■ **DIRECTIONS**
Tally up the lines carrying the string "herramientas" and respond with only the resulting number.

■ **GIVEN DATA**
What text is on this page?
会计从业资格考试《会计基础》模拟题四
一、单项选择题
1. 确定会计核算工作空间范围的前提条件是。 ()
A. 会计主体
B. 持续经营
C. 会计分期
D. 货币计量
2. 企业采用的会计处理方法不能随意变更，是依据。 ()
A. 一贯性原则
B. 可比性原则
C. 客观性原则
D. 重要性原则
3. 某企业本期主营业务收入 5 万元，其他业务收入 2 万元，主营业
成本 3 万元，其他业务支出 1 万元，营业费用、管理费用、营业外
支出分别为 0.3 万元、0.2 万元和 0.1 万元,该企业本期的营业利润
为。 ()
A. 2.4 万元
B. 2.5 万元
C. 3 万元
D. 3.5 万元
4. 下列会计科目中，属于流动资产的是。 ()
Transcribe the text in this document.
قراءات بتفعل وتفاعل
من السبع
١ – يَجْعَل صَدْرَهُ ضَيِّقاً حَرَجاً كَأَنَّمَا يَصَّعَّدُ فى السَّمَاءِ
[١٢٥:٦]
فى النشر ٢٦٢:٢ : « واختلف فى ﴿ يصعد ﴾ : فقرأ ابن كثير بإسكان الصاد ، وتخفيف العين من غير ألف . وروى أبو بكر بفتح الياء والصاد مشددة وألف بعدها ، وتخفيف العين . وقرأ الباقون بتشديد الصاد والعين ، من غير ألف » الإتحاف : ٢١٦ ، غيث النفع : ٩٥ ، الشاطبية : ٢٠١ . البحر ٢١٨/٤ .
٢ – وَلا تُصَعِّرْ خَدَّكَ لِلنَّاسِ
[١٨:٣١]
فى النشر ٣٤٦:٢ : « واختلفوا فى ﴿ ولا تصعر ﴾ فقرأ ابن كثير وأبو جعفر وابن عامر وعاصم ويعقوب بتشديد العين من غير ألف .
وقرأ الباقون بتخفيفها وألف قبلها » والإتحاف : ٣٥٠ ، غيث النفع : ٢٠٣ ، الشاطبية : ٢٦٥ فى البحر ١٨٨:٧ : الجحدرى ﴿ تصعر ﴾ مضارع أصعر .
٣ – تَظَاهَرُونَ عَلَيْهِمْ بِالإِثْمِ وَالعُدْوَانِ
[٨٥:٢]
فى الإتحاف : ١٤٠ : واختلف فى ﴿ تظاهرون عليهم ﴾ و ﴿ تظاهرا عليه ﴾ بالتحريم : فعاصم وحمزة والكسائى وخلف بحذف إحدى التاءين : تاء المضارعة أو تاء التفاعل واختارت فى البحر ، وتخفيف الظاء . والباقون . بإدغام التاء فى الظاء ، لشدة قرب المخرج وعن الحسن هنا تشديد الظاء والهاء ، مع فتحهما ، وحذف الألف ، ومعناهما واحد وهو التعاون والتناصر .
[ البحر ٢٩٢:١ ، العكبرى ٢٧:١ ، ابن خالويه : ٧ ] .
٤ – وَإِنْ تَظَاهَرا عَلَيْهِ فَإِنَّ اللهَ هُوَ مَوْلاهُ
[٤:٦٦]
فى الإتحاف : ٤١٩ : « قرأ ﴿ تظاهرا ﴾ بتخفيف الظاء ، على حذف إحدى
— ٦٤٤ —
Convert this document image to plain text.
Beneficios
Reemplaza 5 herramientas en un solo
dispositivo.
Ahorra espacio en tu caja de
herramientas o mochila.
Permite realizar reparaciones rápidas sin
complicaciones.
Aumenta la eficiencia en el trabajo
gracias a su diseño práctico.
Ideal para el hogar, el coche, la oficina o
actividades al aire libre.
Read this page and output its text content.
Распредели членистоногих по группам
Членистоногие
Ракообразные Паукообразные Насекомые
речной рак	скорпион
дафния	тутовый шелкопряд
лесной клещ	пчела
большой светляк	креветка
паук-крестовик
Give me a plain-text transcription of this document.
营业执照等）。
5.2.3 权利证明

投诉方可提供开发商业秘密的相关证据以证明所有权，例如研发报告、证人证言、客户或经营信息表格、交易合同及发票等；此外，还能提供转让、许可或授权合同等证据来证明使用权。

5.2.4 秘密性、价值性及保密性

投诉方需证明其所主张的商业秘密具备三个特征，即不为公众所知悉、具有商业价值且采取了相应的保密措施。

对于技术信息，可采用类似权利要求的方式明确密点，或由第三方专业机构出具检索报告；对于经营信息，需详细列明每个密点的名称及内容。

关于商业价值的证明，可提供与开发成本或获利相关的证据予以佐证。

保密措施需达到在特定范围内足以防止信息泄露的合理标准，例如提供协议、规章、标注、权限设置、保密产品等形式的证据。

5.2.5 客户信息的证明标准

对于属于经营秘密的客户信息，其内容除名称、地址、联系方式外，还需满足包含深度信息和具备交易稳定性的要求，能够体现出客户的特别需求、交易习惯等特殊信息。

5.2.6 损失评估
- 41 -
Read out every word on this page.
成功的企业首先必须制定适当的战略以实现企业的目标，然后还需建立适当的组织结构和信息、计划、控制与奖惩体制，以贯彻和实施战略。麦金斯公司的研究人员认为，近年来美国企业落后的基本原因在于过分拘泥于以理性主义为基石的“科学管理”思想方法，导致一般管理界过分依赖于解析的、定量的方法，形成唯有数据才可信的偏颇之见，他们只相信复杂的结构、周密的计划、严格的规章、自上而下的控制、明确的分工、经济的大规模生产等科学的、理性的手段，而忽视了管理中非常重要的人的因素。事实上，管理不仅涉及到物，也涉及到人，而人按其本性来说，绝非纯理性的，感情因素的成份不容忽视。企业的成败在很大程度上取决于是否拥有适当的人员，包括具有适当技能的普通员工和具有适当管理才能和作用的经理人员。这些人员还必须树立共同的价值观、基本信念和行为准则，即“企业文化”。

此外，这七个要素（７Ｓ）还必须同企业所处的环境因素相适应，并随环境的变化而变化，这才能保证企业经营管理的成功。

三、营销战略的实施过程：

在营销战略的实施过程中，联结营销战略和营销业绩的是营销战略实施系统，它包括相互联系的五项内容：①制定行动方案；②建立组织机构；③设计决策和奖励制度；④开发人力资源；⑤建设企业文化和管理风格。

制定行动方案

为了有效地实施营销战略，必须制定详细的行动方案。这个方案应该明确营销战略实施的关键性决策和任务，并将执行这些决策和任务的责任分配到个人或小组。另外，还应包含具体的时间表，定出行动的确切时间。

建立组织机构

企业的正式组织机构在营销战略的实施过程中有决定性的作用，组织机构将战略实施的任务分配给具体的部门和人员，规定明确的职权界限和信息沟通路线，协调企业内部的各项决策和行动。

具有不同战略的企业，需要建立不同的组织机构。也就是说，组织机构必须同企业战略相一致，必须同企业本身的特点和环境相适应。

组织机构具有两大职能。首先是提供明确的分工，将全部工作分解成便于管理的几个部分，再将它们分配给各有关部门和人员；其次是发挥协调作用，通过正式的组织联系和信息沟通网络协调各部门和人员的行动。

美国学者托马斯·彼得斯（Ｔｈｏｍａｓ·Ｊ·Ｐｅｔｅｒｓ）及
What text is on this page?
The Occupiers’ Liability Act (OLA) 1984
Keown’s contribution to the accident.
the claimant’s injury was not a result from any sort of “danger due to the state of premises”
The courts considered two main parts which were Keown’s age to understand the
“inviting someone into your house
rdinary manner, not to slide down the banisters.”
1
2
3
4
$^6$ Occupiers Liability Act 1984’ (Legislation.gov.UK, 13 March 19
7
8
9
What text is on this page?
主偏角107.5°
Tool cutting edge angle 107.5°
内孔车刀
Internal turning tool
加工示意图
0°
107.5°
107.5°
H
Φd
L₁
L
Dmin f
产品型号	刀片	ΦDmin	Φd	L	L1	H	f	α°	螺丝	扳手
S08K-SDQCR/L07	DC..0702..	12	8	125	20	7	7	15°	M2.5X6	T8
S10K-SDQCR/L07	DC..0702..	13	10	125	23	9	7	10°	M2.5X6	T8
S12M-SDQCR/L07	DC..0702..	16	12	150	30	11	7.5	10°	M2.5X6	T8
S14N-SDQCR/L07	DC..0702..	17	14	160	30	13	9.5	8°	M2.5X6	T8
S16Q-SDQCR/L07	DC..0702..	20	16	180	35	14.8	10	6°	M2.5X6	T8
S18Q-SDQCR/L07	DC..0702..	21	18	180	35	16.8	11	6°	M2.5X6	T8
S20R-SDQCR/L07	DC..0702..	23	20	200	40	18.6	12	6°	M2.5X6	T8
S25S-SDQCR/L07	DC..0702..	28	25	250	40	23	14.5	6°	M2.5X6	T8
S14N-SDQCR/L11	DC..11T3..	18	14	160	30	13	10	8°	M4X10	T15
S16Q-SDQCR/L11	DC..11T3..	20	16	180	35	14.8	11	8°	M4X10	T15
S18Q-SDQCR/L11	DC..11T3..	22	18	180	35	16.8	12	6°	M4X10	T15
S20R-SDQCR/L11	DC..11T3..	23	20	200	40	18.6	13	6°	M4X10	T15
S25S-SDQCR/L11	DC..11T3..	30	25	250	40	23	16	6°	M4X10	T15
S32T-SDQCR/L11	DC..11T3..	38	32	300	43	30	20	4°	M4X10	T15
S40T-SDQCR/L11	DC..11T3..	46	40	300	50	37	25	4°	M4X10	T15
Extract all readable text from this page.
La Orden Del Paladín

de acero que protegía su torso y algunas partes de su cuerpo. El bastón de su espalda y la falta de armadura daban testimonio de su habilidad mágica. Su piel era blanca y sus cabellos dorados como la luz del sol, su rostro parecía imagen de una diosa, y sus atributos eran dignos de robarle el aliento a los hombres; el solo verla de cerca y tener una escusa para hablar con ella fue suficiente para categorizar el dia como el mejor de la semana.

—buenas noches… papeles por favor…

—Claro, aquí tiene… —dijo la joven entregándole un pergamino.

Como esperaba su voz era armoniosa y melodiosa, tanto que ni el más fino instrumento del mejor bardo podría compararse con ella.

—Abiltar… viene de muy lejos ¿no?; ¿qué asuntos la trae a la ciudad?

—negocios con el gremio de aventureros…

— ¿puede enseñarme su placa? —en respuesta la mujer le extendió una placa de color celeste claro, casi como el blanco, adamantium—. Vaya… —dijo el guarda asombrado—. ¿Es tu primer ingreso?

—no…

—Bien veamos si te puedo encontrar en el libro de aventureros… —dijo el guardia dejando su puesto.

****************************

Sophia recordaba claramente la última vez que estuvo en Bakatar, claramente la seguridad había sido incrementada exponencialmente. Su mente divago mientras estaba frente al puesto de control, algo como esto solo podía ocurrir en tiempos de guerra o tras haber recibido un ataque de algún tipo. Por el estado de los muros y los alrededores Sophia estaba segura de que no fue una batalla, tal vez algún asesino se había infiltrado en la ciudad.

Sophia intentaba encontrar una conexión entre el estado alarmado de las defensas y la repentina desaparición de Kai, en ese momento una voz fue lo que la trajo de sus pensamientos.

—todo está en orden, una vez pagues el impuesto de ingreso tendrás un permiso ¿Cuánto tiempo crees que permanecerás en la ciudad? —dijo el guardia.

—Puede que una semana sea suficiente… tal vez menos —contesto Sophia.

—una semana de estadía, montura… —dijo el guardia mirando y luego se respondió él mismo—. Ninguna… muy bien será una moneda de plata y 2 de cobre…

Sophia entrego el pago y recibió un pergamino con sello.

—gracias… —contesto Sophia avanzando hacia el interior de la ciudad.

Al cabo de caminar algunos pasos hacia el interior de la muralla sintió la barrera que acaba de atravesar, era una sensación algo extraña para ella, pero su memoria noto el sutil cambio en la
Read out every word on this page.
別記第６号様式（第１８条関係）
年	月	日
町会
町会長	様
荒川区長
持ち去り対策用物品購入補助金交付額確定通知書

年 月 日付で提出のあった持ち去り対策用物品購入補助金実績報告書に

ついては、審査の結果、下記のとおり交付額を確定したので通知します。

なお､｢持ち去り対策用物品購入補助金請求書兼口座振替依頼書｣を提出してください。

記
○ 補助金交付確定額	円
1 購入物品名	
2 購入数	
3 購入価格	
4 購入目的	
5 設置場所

■ **COMPLETE OUTPUT**
2